§ Problem description
In your copy, include every line of the listing below exactly but none of the pictures.

§ Task data
-------

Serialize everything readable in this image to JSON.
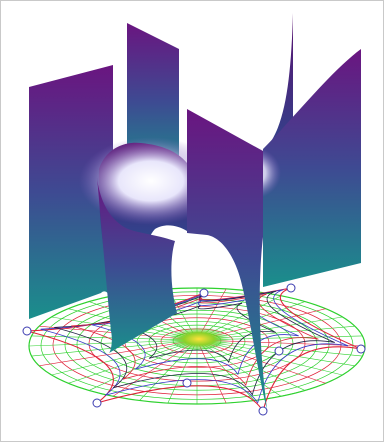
{
  "figure": {
    "colors": {
      "background": "#ffffff",
      "frame": "#c9c9c9",
      "surface_top": "#6a1580",
      "surface_mid": "#3e4a92",
      "surface_bottom": "#1a8f8c",
      "highlight": "#f4f2ff",
      "grid_green": "#2fd12f",
      "grid_red": "#e0223a",
      "grid_blue": "#3a3ac8",
      "grid_dark": "#222244",
      "node_stroke": "#3b3bb0"
    }
  }
}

-------

§ Finished task
Serialize everything readable in this image to JSON.
{
  "figure": {
    "colors": {
      "background": "#ffffff",
      "frame": "#c9c9c9",
      "surface_top": "#6a1580",
      "surface_mid": "#3e4a92",
      "surface_bottom": "#1a8f8c",
      "highlight": "#f4f2ff",
      "grid_green": "#2fd12f",
      "grid_red": "#e0223a",
      "grid_blue": "#3a3ac8",
      "grid_dark": "#222244",
      "node_stroke": "#3b3bb0"
    }
  }
}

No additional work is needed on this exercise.